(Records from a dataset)
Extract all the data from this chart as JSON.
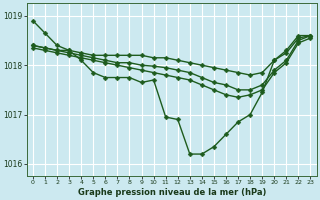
{
  "title": "Graphe pression niveau de la mer (hPa)",
  "bg_color": "#cce9f0",
  "grid_color": "#b0d8e0",
  "line_color": "#1e5c1e",
  "hours": [
    0,
    1,
    2,
    3,
    4,
    5,
    6,
    7,
    8,
    9,
    10,
    11,
    12,
    13,
    14,
    15,
    16,
    17,
    18,
    19,
    20,
    21,
    22,
    23
  ],
  "series": [
    [
      1018.9,
      1018.65,
      1018.4,
      1018.3,
      1018.1,
      1017.85,
      1017.75,
      1017.75,
      1017.75,
      1017.65,
      1017.7,
      1016.95,
      1016.9,
      1016.2,
      1016.2,
      1016.35,
      1016.6,
      1016.85,
      1017.0,
      1017.45,
      1018.1,
      1018.3,
      1018.6,
      1018.6
    ],
    [
      1018.4,
      1018.35,
      1018.3,
      1018.3,
      1018.25,
      1018.2,
      1018.2,
      1018.2,
      1018.2,
      1018.2,
      1018.15,
      1018.15,
      1018.1,
      1018.05,
      1018.0,
      1017.95,
      1017.9,
      1017.85,
      1017.8,
      1017.85,
      1018.1,
      1018.25,
      1018.55,
      1018.6
    ],
    [
      1018.4,
      1018.35,
      1018.3,
      1018.25,
      1018.2,
      1018.15,
      1018.1,
      1018.05,
      1018.05,
      1018.0,
      1017.98,
      1017.95,
      1017.9,
      1017.85,
      1017.75,
      1017.65,
      1017.6,
      1017.5,
      1017.5,
      1017.6,
      1017.9,
      1018.1,
      1018.5,
      1018.6
    ],
    [
      1018.35,
      1018.3,
      1018.25,
      1018.2,
      1018.15,
      1018.1,
      1018.05,
      1018.0,
      1017.95,
      1017.9,
      1017.85,
      1017.8,
      1017.75,
      1017.7,
      1017.6,
      1017.5,
      1017.4,
      1017.35,
      1017.4,
      1017.5,
      1017.85,
      1018.05,
      1018.45,
      1018.55
    ]
  ],
  "ylim": [
    1015.75,
    1019.25
  ],
  "yticks": [
    1016,
    1017,
    1018,
    1019
  ],
  "xlim": [
    -0.5,
    23.5
  ],
  "markersize": 2.5,
  "linewidth": 1.0
}
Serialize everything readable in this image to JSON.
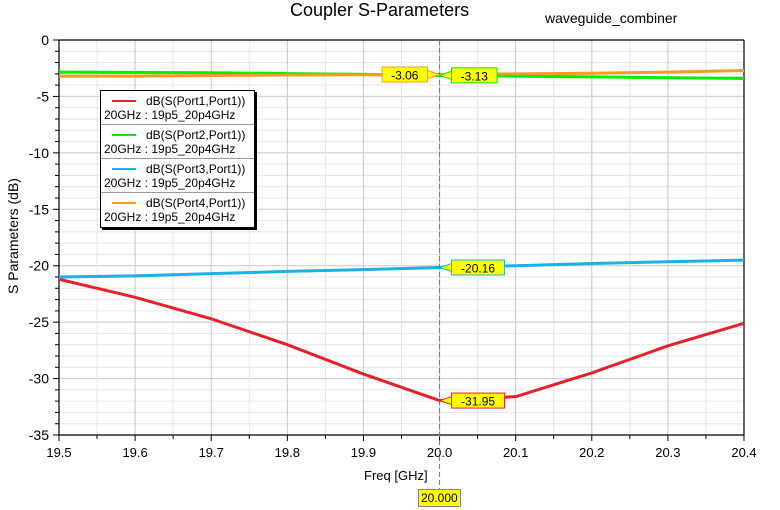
{
  "chart_data": {
    "type": "line",
    "title": "Coupler S-Parameters",
    "subtitle": "waveguide_combiner",
    "xlabel": "Freq [GHz]",
    "ylabel": "S Parameters (dB)",
    "xlim": [
      19.5,
      20.4
    ],
    "ylim": [
      -35,
      0
    ],
    "x_ticks": [
      "19.5",
      "19.6",
      "19.7",
      "19.8",
      "19.9",
      "20.0",
      "20.1",
      "20.2",
      "20.3",
      "20.4"
    ],
    "y_ticks": [
      "0",
      "-5",
      "-10",
      "-15",
      "-20",
      "-25",
      "-30",
      "-35"
    ],
    "grid": true,
    "legend_position": "upper-left",
    "x": [
      19.5,
      19.6,
      19.7,
      19.8,
      19.9,
      20.0,
      20.1,
      20.2,
      20.3,
      20.4
    ],
    "series": [
      {
        "name": "dB(S(Port1,Port1))",
        "sub": "20GHz : 19p5_20p4GHz",
        "color": "#e8202a",
        "values": [
          -21.2,
          -22.8,
          -24.7,
          -27.0,
          -29.6,
          -31.95,
          -31.6,
          -29.5,
          -27.1,
          -25.1
        ]
      },
      {
        "name": "dB(S(Port2,Port1))",
        "sub": "20GHz : 19p5_20p4GHz",
        "color": "#00ee00",
        "values": [
          -2.85,
          -2.87,
          -2.9,
          -2.98,
          -3.05,
          -3.13,
          -3.2,
          -3.27,
          -3.35,
          -3.4
        ]
      },
      {
        "name": "dB(S(Port3,Port1))",
        "sub": "20GHz : 19p5_20p4GHz",
        "color": "#1ab0e8",
        "values": [
          -21.0,
          -20.9,
          -20.7,
          -20.5,
          -20.35,
          -20.16,
          -20.0,
          -19.8,
          -19.65,
          -19.5
        ]
      },
      {
        "name": "dB(S(Port4,Port1))",
        "sub": "20GHz : 19p5_20p4GHz",
        "color": "#f59a23",
        "values": [
          -3.2,
          -3.2,
          -3.15,
          -3.1,
          -3.08,
          -3.06,
          -3.0,
          -2.95,
          -2.85,
          -2.7
        ]
      }
    ],
    "marker": {
      "x": "20.000",
      "labels": [
        "-3.06",
        "-3.13",
        "-20.16",
        "-31.95"
      ]
    }
  }
}
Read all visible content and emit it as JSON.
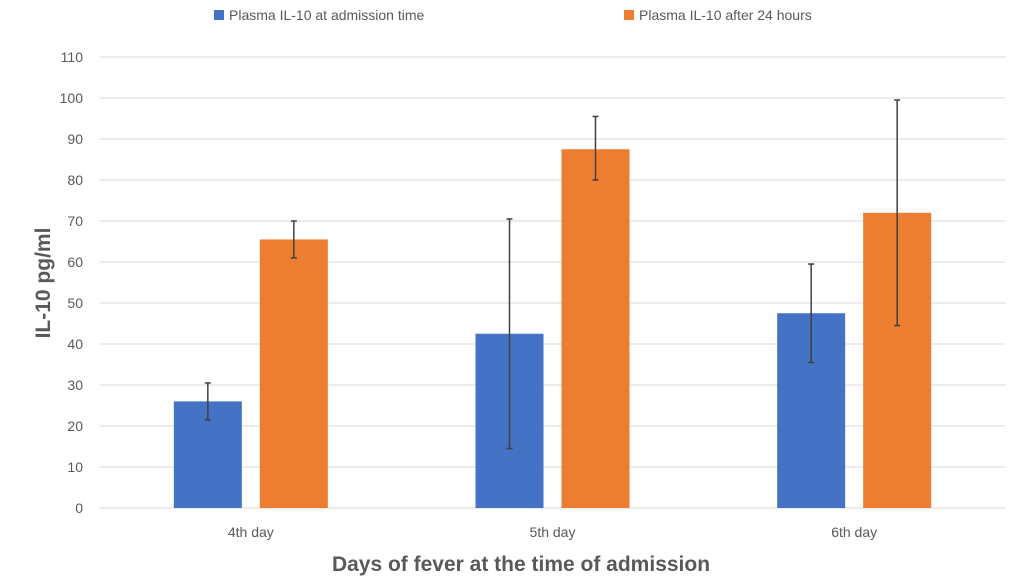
{
  "chart_data": {
    "type": "bar",
    "categories": [
      "4th day",
      "5th day",
      "6th day"
    ],
    "series": [
      {
        "name": "Plasma IL-10 at admission time",
        "color": "#4472C4",
        "values": [
          26,
          42.5,
          47.5
        ],
        "error_low": [
          21.5,
          14.5,
          35.5
        ],
        "error_high": [
          30.5,
          70.5,
          59.5
        ]
      },
      {
        "name": "Plasma IL-10 after 24 hours",
        "color": "#ED7D31",
        "values": [
          65.5,
          87.5,
          72
        ],
        "error_low": [
          61,
          80,
          44.5
        ],
        "error_high": [
          70,
          95.5,
          99.5
        ]
      }
    ],
    "xlabel": "Days of fever at the time of admission",
    "ylabel": "IL-10 pg/ml",
    "ylim": [
      0,
      110
    ],
    "yticks": [
      0,
      10,
      20,
      30,
      40,
      50,
      60,
      70,
      80,
      90,
      100,
      110
    ],
    "grid": true,
    "legend_position": "top-center",
    "gridline_color": "#D9D9D9",
    "text_color": "#595959",
    "error_bar_color": "#404040"
  }
}
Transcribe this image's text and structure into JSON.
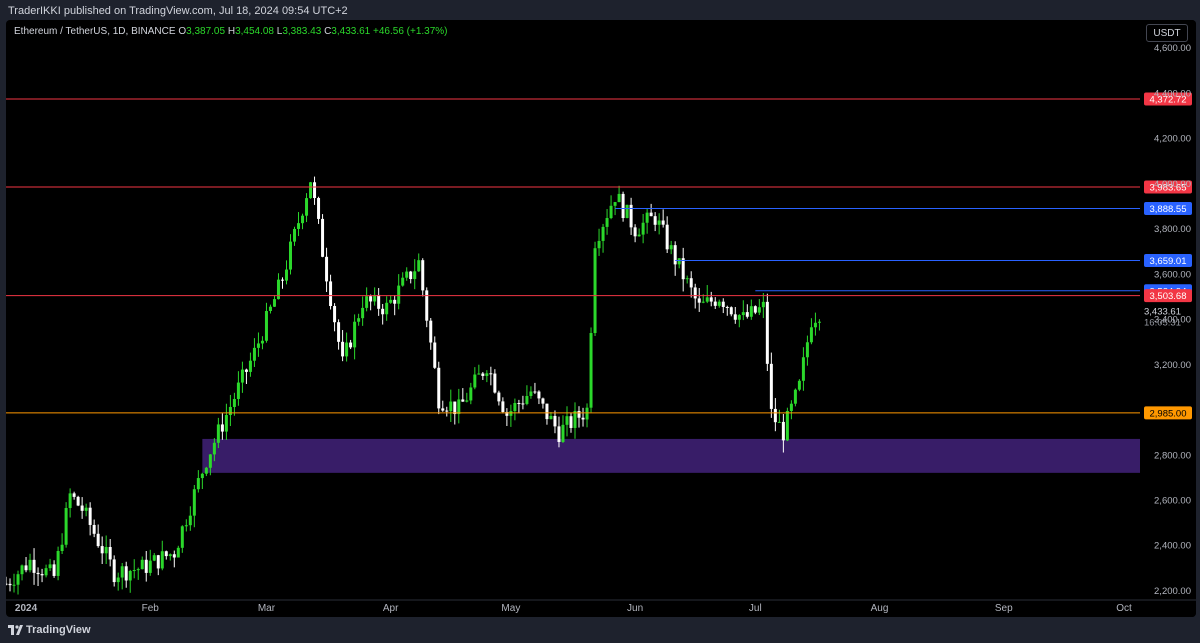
{
  "header": {
    "published": "TraderIKKI published on TradingView.com, Jul 18, 2024 09:54 UTC+2"
  },
  "symbol": {
    "title": "Ethereum / TetherUS, 1D, BINANCE",
    "o_label": "O",
    "o": "3,387.05",
    "h_label": "H",
    "h": "3,454.08",
    "l_label": "L",
    "l": "3,383.43",
    "c_label": "C",
    "c": "3,433.61",
    "change": "+46.56 (+1.37%)"
  },
  "currency": "USDT",
  "footer": {
    "brand": "TradingView"
  },
  "colors": {
    "up": "#26a69a",
    "down": "#ffffff",
    "resistance": "#f23645",
    "level_blue": "#2962ff",
    "support": "#ff9800",
    "zone": "#3b1f6e",
    "up_candle": "#2bd82b",
    "down_candle": "#ffffff"
  },
  "chart_data": {
    "type": "candlestick",
    "symbol": "ETH/USDT",
    "timeframe": "1D",
    "exchange": "BINANCE",
    "y_range": [
      2180,
      4700
    ],
    "x_range": [
      "2023-12-27",
      "2024-10-05"
    ],
    "y_ticks": [
      "2,200.00",
      "2,400.00",
      "2,600.00",
      "2,800.00",
      "3,200.00",
      "3,400.00",
      "3,600.00",
      "3,800.00",
      "4,000.00",
      "4,200.00",
      "4,400.00",
      "4,600.00"
    ],
    "y_tick_values": [
      2200,
      2400,
      2600,
      2800,
      3200,
      3400,
      3600,
      3800,
      4000,
      4200,
      4400,
      4600
    ],
    "x_ticks": [
      {
        "label": "2024",
        "date": "2024-01-01"
      },
      {
        "label": "Feb",
        "date": "2024-02-01"
      },
      {
        "label": "Mar",
        "date": "2024-03-01"
      },
      {
        "label": "Apr",
        "date": "2024-04-01"
      },
      {
        "label": "May",
        "date": "2024-05-01"
      },
      {
        "label": "Jun",
        "date": "2024-06-01"
      },
      {
        "label": "Jul",
        "date": "2024-07-01"
      },
      {
        "label": "Aug",
        "date": "2024-08-01"
      },
      {
        "label": "Sep",
        "date": "2024-09-01"
      },
      {
        "label": "Oct",
        "date": "2024-10-01"
      }
    ],
    "horizontal_levels": [
      {
        "value": 4372.72,
        "label": "4,372.72",
        "color": "#f23645",
        "start": "2023-12-27"
      },
      {
        "value": 3983.65,
        "label": "3,983.65",
        "color": "#f23645",
        "start": "2023-12-27"
      },
      {
        "value": 3888.55,
        "label": "3,888.55",
        "color": "#2962ff",
        "start": "2024-05-27"
      },
      {
        "value": 3659.01,
        "label": "3,659.01",
        "color": "#2962ff",
        "start": "2024-06-11"
      },
      {
        "value": 3524.94,
        "label": "3,524.94",
        "color": "#2962ff",
        "start": "2024-07-01"
      },
      {
        "value": 3503.68,
        "label": "3,503.68",
        "color": "#f23645",
        "start": "2023-12-27"
      },
      {
        "value": 2985.0,
        "label": "2,985.00",
        "color": "#ff9800",
        "start": "2023-12-27"
      }
    ],
    "zone": {
      "from": 2720,
      "to": 2870,
      "start": "2024-02-14",
      "color": "#3b1f6e"
    },
    "last_price": {
      "value": 3433.61,
      "label": "3,433.61",
      "countdown": "16:05:31"
    },
    "candle_path": [
      [
        "2023-12-27",
        2230
      ],
      [
        "2024-01-02",
        2330
      ],
      [
        "2024-01-08",
        2260
      ],
      [
        "2024-01-12",
        2620
      ],
      [
        "2024-01-15",
        2560
      ],
      [
        "2024-01-23",
        2280
      ],
      [
        "2024-01-30",
        2300
      ],
      [
        "2024-02-07",
        2370
      ],
      [
        "2024-02-15",
        2780
      ],
      [
        "2024-02-27",
        3250
      ],
      [
        "2024-03-05",
        3580
      ],
      [
        "2024-03-12",
        4020
      ],
      [
        "2024-03-15",
        3700
      ],
      [
        "2024-03-20",
        3200
      ],
      [
        "2024-03-25",
        3480
      ],
      [
        "2024-03-31",
        3450
      ],
      [
        "2024-04-08",
        3650
      ],
      [
        "2024-04-13",
        3050
      ],
      [
        "2024-04-18",
        3000
      ],
      [
        "2024-04-25",
        3200
      ],
      [
        "2024-04-30",
        2980
      ],
      [
        "2024-05-06",
        3080
      ],
      [
        "2024-05-13",
        2900
      ],
      [
        "2024-05-20",
        3000
      ],
      [
        "2024-05-22",
        3750
      ],
      [
        "2024-05-27",
        3950
      ],
      [
        "2024-06-01",
        3800
      ],
      [
        "2024-06-06",
        3850
      ],
      [
        "2024-06-10",
        3700
      ],
      [
        "2024-06-17",
        3450
      ],
      [
        "2024-06-22",
        3500
      ],
      [
        "2024-06-28",
        3400
      ],
      [
        "2024-07-03",
        3450
      ],
      [
        "2024-07-05",
        2980
      ],
      [
        "2024-07-08",
        2900
      ],
      [
        "2024-07-12",
        3100
      ],
      [
        "2024-07-15",
        3400
      ],
      [
        "2024-07-17",
        3433
      ]
    ]
  }
}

• **What this task involves**:
List every line from the entries above in which "xlabel" appears.

• **Problem solution**:
    "xlabel": "Freq [GHz]",
    "xlabel": "Days of fever at the time of admission",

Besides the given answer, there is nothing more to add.